Begin DATA LINES
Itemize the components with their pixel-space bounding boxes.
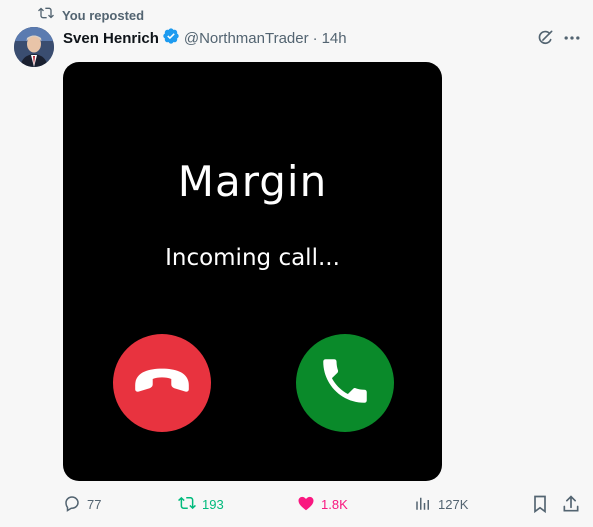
repost-action-icon — [178, 494, 196, 515]
author-handle[interactable]: @NorthmanTrader — [184, 30, 309, 47]
post-media-image[interactable]: Margin Incoming call... — [63, 62, 442, 481]
repost-header[interactable]: You reposted — [38, 6, 144, 24]
verified-badge-icon[interactable] — [159, 27, 184, 50]
decline-call-button — [113, 334, 211, 432]
media-subtitle: Incoming call... — [165, 245, 340, 271]
media-title: Margin — [177, 157, 328, 206]
repost-button[interactable]: 193 — [178, 494, 224, 514]
share-icon[interactable] — [561, 494, 581, 514]
reply-icon — [63, 494, 81, 515]
author-row: Sven Henrich @NorthmanTrader · 14h — [63, 27, 347, 50]
views-chart-icon — [414, 494, 432, 515]
views-count: 127K — [438, 496, 469, 512]
repost-icon — [38, 5, 54, 26]
views-button[interactable]: 127K — [414, 494, 468, 514]
like-button[interactable]: 1.8K — [297, 494, 348, 514]
hang-up-phone-icon — [129, 348, 195, 419]
post-timestamp[interactable]: 14h — [322, 30, 347, 47]
separator-dot: · — [312, 29, 318, 47]
repost-label: You reposted — [62, 7, 145, 23]
author-name[interactable]: Sven Henrich — [63, 30, 159, 47]
accept-call-button — [296, 334, 394, 432]
reply-button[interactable]: 77 — [63, 494, 101, 514]
grok-icon[interactable] — [535, 28, 555, 48]
repost-count: 193 — [202, 496, 224, 512]
like-count: 1.8K — [321, 496, 348, 512]
avatar[interactable] — [14, 27, 54, 67]
reply-count: 77 — [87, 496, 102, 512]
bookmark-icon[interactable] — [530, 494, 550, 514]
phone-icon — [316, 352, 374, 415]
more-options-icon[interactable] — [562, 28, 582, 48]
heart-icon — [297, 494, 315, 515]
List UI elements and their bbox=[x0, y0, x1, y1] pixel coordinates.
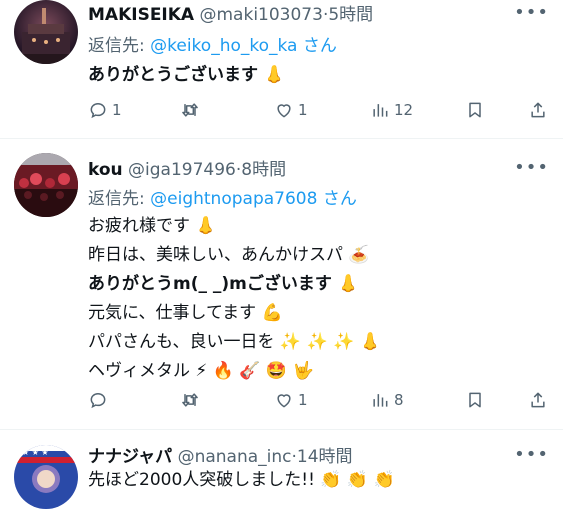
End DATA LINES
◆ EXERCISE DETAILS
Rewrite all of the lines above with every "Margin" swapped for "Balance" and nothing else changed, leaving out the pictures.

◆ RESULT
Itemize the components with their pixel-space bounding boxes.
repost-action-icon — [178, 494, 196, 515]
author-handle[interactable]: @NorthmanTrader — [184, 30, 309, 47]
post-media-image[interactable]: Balance Incoming call... — [63, 62, 442, 481]
repost-header[interactable]: You reposted — [38, 6, 144, 24]
verified-badge-icon[interactable] — [159, 27, 184, 50]
decline-call-button — [113, 334, 211, 432]
media-subtitle: Incoming call... — [165, 245, 340, 271]
media-title: Balance — [177, 157, 328, 206]
repost-button[interactable]: 193 — [178, 494, 224, 514]
share-icon[interactable] — [561, 494, 581, 514]
reply-icon — [63, 494, 81, 515]
author-row: Sven Henrich @NorthmanTrader · 14h — [63, 27, 347, 50]
views-chart-icon — [414, 494, 432, 515]
views-count: 127K — [438, 496, 469, 512]
repost-icon — [38, 5, 54, 26]
views-button[interactable]: 127K — [414, 494, 468, 514]
like-button[interactable]: 1.8K — [297, 494, 348, 514]
hang-up-phone-icon — [129, 348, 195, 419]
post-timestamp[interactable]: 14h — [322, 30, 347, 47]
separator-dot: · — [312, 29, 318, 47]
repost-label: You reposted — [62, 7, 145, 23]
author-name[interactable]: Sven Henrich — [63, 30, 159, 47]
accept-call-button — [296, 334, 394, 432]
reply-button[interactable]: 77 — [63, 494, 101, 514]
grok-icon[interactable] — [535, 28, 555, 48]
repost-count: 193 — [202, 496, 224, 512]
like-count: 1.8K — [321, 496, 348, 512]
avatar[interactable] — [14, 27, 54, 67]
reply-count: 77 — [87, 496, 102, 512]
bookmark-icon[interactable] — [530, 494, 550, 514]
phone-icon — [316, 352, 374, 415]
more-options-icon[interactable] — [562, 28, 582, 48]
heart-icon — [297, 494, 315, 515]
List UI elements and their bbox=[x0, y0, x1, y1] pixel coordinates.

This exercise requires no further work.